Dataset excerpts
-- BEGIN --

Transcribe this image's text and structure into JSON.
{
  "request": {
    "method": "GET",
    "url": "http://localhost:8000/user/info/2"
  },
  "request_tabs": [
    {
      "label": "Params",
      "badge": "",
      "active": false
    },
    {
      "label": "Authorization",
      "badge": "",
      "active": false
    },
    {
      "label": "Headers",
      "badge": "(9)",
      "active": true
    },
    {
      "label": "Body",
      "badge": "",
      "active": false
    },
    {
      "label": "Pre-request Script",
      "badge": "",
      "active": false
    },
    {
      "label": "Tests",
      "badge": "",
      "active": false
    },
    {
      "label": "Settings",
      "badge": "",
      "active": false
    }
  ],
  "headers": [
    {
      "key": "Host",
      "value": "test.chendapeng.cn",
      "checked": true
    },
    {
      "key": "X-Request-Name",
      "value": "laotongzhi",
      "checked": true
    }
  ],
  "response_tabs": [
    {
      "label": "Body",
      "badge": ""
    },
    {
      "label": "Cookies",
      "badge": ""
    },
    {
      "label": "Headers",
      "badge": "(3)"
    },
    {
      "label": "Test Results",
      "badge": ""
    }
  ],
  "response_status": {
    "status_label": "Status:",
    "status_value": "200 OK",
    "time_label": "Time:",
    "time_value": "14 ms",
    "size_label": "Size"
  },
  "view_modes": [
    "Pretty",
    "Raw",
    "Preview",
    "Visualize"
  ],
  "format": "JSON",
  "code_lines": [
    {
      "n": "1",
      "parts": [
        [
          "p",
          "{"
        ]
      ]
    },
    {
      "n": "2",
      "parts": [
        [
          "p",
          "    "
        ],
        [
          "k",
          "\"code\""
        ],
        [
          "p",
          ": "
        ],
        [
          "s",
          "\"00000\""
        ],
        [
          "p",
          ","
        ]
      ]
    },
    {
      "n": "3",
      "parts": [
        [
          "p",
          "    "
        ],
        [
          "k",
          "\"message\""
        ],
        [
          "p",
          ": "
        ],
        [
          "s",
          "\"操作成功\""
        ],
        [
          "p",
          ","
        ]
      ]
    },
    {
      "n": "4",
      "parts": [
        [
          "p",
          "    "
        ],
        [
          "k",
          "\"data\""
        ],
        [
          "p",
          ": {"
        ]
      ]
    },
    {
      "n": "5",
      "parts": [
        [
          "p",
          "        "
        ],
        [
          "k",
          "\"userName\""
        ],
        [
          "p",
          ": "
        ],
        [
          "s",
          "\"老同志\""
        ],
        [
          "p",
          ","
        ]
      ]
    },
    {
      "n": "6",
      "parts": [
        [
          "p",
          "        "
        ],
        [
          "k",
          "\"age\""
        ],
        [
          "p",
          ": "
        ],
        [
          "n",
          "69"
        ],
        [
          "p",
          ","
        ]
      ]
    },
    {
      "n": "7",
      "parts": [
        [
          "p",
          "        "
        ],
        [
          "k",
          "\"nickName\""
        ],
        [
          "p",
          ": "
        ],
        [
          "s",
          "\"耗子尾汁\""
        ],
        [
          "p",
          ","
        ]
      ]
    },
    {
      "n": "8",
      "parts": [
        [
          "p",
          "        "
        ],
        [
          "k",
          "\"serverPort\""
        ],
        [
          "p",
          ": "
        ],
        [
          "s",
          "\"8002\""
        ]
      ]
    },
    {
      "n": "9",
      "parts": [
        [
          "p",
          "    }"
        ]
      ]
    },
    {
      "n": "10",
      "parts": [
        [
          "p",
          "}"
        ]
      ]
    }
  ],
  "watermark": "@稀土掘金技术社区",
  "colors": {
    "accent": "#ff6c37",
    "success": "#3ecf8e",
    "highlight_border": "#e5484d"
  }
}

-- END --

→ **EXERCISE BRIEF**
Output every line above without altering anything.

→ **WRITTEN ANSWER**
Transcribe this image's text and structure into JSON.
{
  "request": {
    "method": "GET",
    "url": "http://localhost:8000/user/info/2"
  },
  "request_tabs": [
    {
      "label": "Params",
      "badge": "",
      "active": false
    },
    {
      "label": "Authorization",
      "badge": "",
      "active": false
    },
    {
      "label": "Headers",
      "badge": "(9)",
      "active": true
    },
    {
      "label": "Body",
      "badge": "",
      "active": false
    },
    {
      "label": "Pre-request Script",
      "badge": "",
      "active": false
    },
    {
      "label": "Tests",
      "badge": "",
      "active": false
    },
    {
      "label": "Settings",
      "badge": "",
      "active": false
    }
  ],
  "headers": [
    {
      "key": "Host",
      "value": "test.chendapeng.cn",
      "checked": true
    },
    {
      "key": "X-Request-Name",
      "value": "laotongzhi",
      "checked": true
    }
  ],
  "response_tabs": [
    {
      "label": "Body",
      "badge": ""
    },
    {
      "label": "Cookies",
      "badge": ""
    },
    {
      "label": "Headers",
      "badge": "(3)"
    },
    {
      "label": "Test Results",
      "badge": ""
    }
  ],
  "response_status": {
    "status_label": "Status:",
    "status_value": "200 OK",
    "time_label": "Time:",
    "time_value": "14 ms",
    "size_label": "Size"
  },
  "view_modes": [
    "Pretty",
    "Raw",
    "Preview",
    "Visualize"
  ],
  "format": "JSON",
  "code_lines": [
    {
      "n": "1",
      "parts": [
        [
          "p",
          "{"
        ]
      ]
    },
    {
      "n": "2",
      "parts": [
        [
          "p",
          "    "
        ],
        [
          "k",
          "\"code\""
        ],
        [
          "p",
          ": "
        ],
        [
          "s",
          "\"00000\""
        ],
        [
          "p",
          ","
        ]
      ]
    },
    {
      "n": "3",
      "parts": [
        [
          "p",
          "    "
        ],
        [
          "k",
          "\"message\""
        ],
        [
          "p",
          ": "
        ],
        [
          "s",
          "\"操作成功\""
        ],
        [
          "p",
          ","
        ]
      ]
    },
    {
      "n": "4",
      "parts": [
        [
          "p",
          "    "
        ],
        [
          "k",
          "\"data\""
        ],
        [
          "p",
          ": {"
        ]
      ]
    },
    {
      "n": "5",
      "parts": [
        [
          "p",
          "        "
        ],
        [
          "k",
          "\"userName\""
        ],
        [
          "p",
          ": "
        ],
        [
          "s",
          "\"老同志\""
        ],
        [
          "p",
          ","
        ]
      ]
    },
    {
      "n": "6",
      "parts": [
        [
          "p",
          "        "
        ],
        [
          "k",
          "\"age\""
        ],
        [
          "p",
          ": "
        ],
        [
          "n",
          "69"
        ],
        [
          "p",
          ","
        ]
      ]
    },
    {
      "n": "7",
      "parts": [
        [
          "p",
          "        "
        ],
        [
          "k",
          "\"nickName\""
        ],
        [
          "p",
          ": "
        ],
        [
          "s",
          "\"耗子尾汁\""
        ],
        [
          "p",
          ","
        ]
      ]
    },
    {
      "n": "8",
      "parts": [
        [
          "p",
          "        "
        ],
        [
          "k",
          "\"serverPort\""
        ],
        [
          "p",
          ": "
        ],
        [
          "s",
          "\"8002\""
        ]
      ]
    },
    {
      "n": "9",
      "parts": [
        [
          "p",
          "    }"
        ]
      ]
    },
    {
      "n": "10",
      "parts": [
        [
          "p",
          "}"
        ]
      ]
    }
  ],
  "watermark": "@稀土掘金技术社区",
  "colors": {
    "accent": "#ff6c37",
    "success": "#3ecf8e",
    "highlight_border": "#e5484d"
  }
}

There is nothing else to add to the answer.